GIVEN PROBLEM: Set out each line from the following listing that includes the word "Results".

***** PROVIDED RECORDS *****

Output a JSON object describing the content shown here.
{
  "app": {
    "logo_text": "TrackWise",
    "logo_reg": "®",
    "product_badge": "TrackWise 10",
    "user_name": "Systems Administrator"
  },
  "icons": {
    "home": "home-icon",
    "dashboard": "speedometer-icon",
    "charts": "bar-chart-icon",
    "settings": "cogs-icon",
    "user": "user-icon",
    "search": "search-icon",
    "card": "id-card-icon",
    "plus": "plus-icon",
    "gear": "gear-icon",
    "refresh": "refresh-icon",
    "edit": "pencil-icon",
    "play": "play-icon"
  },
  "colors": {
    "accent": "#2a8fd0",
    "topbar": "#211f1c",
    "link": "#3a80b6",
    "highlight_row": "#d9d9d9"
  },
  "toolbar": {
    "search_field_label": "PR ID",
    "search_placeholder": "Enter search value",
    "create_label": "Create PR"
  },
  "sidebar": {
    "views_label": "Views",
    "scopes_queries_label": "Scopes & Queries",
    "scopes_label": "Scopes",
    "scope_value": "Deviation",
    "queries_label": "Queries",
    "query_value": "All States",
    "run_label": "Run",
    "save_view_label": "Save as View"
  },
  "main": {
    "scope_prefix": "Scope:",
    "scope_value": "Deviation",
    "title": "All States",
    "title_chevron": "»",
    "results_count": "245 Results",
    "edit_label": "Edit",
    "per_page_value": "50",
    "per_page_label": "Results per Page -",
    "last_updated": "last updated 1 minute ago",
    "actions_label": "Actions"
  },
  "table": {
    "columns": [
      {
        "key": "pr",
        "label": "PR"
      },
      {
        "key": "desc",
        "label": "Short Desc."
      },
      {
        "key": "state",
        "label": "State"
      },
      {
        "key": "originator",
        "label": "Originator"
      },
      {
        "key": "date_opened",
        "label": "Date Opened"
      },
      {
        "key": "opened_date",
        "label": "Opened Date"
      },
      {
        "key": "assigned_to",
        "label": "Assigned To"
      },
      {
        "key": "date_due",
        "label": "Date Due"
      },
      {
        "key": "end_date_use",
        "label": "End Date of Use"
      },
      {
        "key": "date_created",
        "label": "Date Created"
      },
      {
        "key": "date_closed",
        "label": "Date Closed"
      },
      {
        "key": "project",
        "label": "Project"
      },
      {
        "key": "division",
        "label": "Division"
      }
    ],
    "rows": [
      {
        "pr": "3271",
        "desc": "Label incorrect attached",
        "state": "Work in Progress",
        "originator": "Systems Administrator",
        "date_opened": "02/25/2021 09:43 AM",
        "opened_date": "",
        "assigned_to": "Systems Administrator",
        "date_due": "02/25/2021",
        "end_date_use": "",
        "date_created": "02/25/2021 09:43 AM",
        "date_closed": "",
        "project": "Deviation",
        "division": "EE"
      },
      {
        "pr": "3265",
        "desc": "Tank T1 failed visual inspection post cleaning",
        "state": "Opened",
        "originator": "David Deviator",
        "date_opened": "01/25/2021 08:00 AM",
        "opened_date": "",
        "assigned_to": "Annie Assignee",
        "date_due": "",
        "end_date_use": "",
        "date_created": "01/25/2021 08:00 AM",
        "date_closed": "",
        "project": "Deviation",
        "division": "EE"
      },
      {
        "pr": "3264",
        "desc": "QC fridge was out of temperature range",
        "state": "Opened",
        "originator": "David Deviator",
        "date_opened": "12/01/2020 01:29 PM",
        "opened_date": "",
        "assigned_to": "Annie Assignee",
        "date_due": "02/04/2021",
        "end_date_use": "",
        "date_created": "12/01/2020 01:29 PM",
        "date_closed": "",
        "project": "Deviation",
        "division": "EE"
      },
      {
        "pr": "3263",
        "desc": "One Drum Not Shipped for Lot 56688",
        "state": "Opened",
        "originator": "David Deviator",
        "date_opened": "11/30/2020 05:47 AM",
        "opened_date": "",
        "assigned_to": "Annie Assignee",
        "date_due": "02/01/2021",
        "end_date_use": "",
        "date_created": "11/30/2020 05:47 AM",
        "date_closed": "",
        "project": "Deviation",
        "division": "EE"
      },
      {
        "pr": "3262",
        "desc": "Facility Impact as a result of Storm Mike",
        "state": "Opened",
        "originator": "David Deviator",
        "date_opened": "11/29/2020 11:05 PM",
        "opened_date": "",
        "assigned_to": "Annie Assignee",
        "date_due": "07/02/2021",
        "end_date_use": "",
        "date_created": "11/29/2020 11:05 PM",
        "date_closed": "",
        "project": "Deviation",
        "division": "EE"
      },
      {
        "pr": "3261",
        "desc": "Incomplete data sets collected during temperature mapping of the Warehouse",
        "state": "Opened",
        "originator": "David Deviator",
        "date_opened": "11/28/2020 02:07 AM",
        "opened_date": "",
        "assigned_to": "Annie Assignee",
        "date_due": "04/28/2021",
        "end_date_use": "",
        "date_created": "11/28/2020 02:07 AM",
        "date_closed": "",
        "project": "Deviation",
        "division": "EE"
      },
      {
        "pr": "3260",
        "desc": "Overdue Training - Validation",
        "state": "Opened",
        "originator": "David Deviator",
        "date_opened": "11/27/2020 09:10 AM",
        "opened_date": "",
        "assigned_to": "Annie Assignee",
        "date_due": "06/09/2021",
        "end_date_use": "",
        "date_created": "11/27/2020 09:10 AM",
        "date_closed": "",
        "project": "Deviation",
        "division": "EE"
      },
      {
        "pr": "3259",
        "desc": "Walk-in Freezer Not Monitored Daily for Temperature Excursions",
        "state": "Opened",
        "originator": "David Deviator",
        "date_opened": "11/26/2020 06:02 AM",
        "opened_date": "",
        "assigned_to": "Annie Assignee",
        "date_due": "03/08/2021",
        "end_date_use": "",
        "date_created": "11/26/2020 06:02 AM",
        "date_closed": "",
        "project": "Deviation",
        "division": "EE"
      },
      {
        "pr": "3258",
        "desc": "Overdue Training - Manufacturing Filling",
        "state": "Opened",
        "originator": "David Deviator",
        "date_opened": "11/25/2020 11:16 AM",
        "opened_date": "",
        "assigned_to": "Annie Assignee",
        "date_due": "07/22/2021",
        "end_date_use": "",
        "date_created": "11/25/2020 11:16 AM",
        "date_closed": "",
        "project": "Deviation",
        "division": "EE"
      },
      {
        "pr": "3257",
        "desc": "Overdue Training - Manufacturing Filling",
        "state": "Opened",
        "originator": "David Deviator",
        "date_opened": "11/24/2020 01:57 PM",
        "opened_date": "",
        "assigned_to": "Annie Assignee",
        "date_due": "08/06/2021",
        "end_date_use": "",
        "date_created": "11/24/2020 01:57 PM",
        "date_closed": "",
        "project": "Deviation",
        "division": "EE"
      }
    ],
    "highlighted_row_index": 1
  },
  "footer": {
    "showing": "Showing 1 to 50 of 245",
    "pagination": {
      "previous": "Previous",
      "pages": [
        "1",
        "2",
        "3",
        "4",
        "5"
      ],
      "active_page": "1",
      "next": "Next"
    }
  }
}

*****

ANSWER TO THE PROBLEM:
    "results_count": "245 Results",
    "per_page_label": "Results per Page -",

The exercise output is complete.